| Text to read |

An artists journey

The Camera as Teacher

Denver International at night.

We often are told that as photographers, we need to learn to see. Yes, but… There are probably at least 2 parts to that, learning to be more mindful and learning to see as the camera does. In this second case, the camera will show us what it can do. We need to understand the camera as teacher.

Seeing

If we don’t see a scene and recognize its potential, then we will not photograph it. This type of seeing is based on perception and attention, not the quality of our eyesight. I advocate this type of mindfulness in many of my writings.

This kind of seeing can be learned and practiced. A camera is not even required. David duChemin had an intriguing statement in Light, Space, and Time: “We see through the lens of our thoughts.”

I recommend that we become so obsessed with our art that we see almost everything as a potential image and be plotting how to capture it best. Obviously, there are some times and scenes we would not want to do that, but it can be our default behavior. It is good training. When I am driving or walking around, I am usually playing a “what’s here and how would I capture it” game in my mind.

Back road in West Virginia, New Bridge©Ed Schlotzhauer

Seeing as the camera does

Seeing potential shots around us does not assure we will execute them well. There is a huge difference between how we see the world and how our camera records it.

As we become serious about our art, we must become serious about learning our tools and medium. These are our means of expression. A pre-visualization of the greatest scene we have ever imagined is not much use if we cannot realize the shot.

The camera has its own strengths and weaknesses that characterize what it can and cannot do. Any medium does. This is not a limitation so much as a creative opportunity.

Our eyes

Our eyes are marvelous devices. And when I say “eye” I consider the whole path from the lens into our brain. Our visual system.

I will not try to. analyze this, only point out a few ways our visual system is completely different from a camera.

Our eyes and our camera both have a lens and a “sensor”. The eye’s sensor is the retina. This is about the extent of the parallels.

Our camera has a flat, 2-dimensional silicon sensor that captures the scene all at once, in parallel. That is, the entire sensor is exposed to the light coming through the lens while the shutter is open, and this makes one image capture. The pixels are all equally sensitive to light.

Our eyes, though, are not uniformly sensitive. There is a region of the retina that has the most resolving power (the fovea). So, unconsciously to us, our eyes are always scanning our field of view. This process is called saccade. Our 2 eyes jump and focus together momentarily on a point. Then we move on to another point. We repeat this several times a second.

Through this process, our marvelous brain works with our eyes to paint this information together into a smooth, seamless visual sensation in full 3D. We effectively have real time HDR, panoramic vision, and image stitching – in 3D.

Refelctions over airport operations©Ed Schlotzhauer

Meaning

Even more exciting is that our brain also constantly tries to make sense of what we see. Scientists postulate that we utilize a bottom-up then top-down analysis process to understand scenes and to develop meaning. And we do this in. milliseconds.

We tend to see what we pay attention to. If we are looking for something or if we are concerned about something, we see it more readily. The brain constantly attempts to give us the meaning we need in what we see. The process seems also to be directed by our knowledge and expectations.

Our cameras do not search for meaning. At least, not yet. Eye tracking is not meaning. People detection is a focus aid, not meaning.

| Dataset content |
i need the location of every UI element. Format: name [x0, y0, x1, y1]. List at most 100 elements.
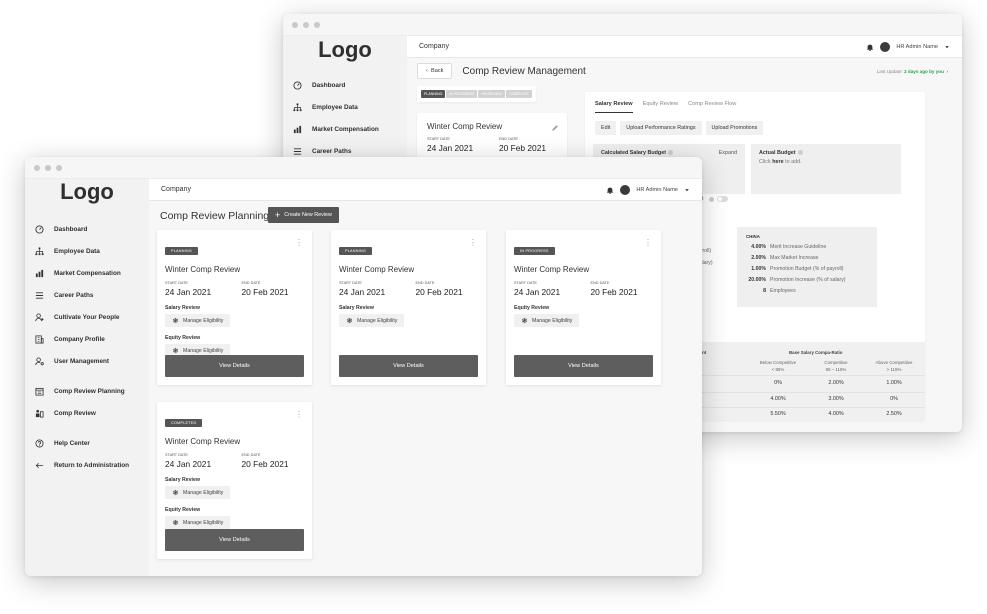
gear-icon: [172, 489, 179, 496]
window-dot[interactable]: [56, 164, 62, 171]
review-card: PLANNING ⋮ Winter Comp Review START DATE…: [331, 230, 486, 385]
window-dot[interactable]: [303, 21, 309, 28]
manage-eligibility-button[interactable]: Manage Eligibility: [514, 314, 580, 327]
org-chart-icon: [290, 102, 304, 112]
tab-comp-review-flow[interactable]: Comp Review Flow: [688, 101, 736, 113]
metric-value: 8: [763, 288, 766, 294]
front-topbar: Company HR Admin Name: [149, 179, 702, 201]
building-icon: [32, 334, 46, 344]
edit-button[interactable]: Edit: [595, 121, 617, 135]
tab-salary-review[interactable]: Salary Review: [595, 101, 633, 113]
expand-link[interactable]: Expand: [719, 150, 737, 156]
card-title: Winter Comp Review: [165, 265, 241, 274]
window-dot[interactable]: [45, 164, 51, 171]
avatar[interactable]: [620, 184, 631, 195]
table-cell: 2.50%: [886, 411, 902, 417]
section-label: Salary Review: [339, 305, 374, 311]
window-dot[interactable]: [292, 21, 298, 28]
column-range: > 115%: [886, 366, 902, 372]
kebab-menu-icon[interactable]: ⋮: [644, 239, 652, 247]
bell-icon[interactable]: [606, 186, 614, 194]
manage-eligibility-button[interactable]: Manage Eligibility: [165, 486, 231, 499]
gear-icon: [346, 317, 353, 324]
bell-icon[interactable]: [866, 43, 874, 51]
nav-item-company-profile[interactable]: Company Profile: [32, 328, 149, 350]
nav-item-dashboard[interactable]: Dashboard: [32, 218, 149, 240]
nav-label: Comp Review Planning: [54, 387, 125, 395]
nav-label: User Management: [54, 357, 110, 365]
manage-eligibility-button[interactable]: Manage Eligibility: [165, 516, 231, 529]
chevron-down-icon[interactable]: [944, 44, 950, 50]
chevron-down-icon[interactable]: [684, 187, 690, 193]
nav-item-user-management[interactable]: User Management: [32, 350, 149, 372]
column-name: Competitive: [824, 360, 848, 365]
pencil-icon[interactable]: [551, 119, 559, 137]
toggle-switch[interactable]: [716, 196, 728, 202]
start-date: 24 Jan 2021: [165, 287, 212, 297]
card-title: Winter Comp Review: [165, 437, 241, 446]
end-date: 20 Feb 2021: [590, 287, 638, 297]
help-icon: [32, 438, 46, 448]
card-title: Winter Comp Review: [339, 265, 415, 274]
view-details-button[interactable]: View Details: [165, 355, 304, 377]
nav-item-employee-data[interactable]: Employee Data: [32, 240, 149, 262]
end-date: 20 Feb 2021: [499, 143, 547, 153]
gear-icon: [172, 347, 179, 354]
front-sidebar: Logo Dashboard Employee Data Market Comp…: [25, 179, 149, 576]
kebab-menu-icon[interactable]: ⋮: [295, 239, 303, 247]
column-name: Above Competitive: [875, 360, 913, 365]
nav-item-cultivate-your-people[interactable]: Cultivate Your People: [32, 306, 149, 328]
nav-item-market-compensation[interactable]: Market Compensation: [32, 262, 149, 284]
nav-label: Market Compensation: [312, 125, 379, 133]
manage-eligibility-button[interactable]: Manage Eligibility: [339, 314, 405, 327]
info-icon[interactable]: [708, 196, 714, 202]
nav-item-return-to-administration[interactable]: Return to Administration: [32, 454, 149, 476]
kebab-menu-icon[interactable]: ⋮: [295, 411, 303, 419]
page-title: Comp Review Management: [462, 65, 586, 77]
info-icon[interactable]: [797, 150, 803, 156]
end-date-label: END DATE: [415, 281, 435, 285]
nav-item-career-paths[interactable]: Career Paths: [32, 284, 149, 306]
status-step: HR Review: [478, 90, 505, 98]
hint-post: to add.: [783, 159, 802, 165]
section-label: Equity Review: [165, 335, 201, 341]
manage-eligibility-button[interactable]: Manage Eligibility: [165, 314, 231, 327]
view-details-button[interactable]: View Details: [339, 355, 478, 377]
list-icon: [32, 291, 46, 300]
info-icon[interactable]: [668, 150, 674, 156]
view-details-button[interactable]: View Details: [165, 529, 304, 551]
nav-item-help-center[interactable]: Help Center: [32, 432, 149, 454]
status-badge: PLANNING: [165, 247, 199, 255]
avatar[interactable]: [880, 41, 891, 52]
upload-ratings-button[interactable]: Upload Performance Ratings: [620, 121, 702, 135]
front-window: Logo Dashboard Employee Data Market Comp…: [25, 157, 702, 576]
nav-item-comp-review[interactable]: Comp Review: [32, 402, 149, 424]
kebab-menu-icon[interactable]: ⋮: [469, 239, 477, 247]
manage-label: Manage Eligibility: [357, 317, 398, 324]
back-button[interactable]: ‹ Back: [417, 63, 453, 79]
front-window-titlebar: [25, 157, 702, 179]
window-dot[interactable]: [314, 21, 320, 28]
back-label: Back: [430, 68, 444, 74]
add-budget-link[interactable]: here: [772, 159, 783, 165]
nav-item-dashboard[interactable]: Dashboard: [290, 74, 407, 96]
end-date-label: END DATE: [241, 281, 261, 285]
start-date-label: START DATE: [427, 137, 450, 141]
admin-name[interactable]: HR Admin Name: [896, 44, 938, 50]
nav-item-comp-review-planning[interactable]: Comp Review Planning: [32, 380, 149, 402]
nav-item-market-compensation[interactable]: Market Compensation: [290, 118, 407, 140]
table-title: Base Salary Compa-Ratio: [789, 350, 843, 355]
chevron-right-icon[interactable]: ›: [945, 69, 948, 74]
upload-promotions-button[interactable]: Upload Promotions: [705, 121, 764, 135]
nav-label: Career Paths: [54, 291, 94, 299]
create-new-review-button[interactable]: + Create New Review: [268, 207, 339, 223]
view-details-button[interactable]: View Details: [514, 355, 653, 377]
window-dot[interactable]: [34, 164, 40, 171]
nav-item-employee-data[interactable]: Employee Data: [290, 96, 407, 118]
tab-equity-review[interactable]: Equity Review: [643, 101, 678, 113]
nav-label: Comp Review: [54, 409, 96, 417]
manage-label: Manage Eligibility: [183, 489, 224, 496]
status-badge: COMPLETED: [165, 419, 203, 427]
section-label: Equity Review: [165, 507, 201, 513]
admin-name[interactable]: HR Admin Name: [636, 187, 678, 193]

| Exercise goal |
Pick up the essay on the camera as teacher after its last sentence and carry on writing it. The rows have no connection to the essay on seeing as the camera does.

| Task result |
Rise Against, representing the daily struggle©Ed Schlotzhauer

The medium of photography

All that helps to let us see that the camera does not see like we do. So if we want to use the camera as a tool for our art, we must learn what it does. Then we can use it for what it can do and stop wishing for what we would like it to do.

We point our camera at a scene and press the shutter, but the results are not what we expect. Was this a failure on our part? Perhaps it is better viewed as a learning opportunity.

If we used a very fast shutter speed, movement in the scene was frozen. This is different from what our eyes perceive.

Maybe we used a very long shutter speed and discovered that all the motion is blurred. Again, our eyes do not perceive this.

Or we shot it with a wide aperture of, say f/4, only to find that much of the image is out of focus. But we are used to our eyes “seeing” everything in focus.

If you hand hold your camera you may be disappointed to find that many of your frames are not as sharp as you intended. After all, our eyes seldom perceive things as unsharp, but in the camera there is a balance of exposure settings to juggle to get a crisp image exposed properly.

We pointed the camera at a brightly lit daylight scene and found that some highlights were overexposed, and some shadows were underexposed. Our eyes usually see everything correctly exposed. The automatic HDR we employ can lead us to forget that the camera can’t do that.

Through experiments like these, and many more, we eventually learn how the camera will capture a scene under almost any condition. It takes some experience, and a lot of thrown away images. The camera gives us feedback by faithfully recording the scene according to how we adjusted it. We may not always be happy with the result. Failure is a great teacher.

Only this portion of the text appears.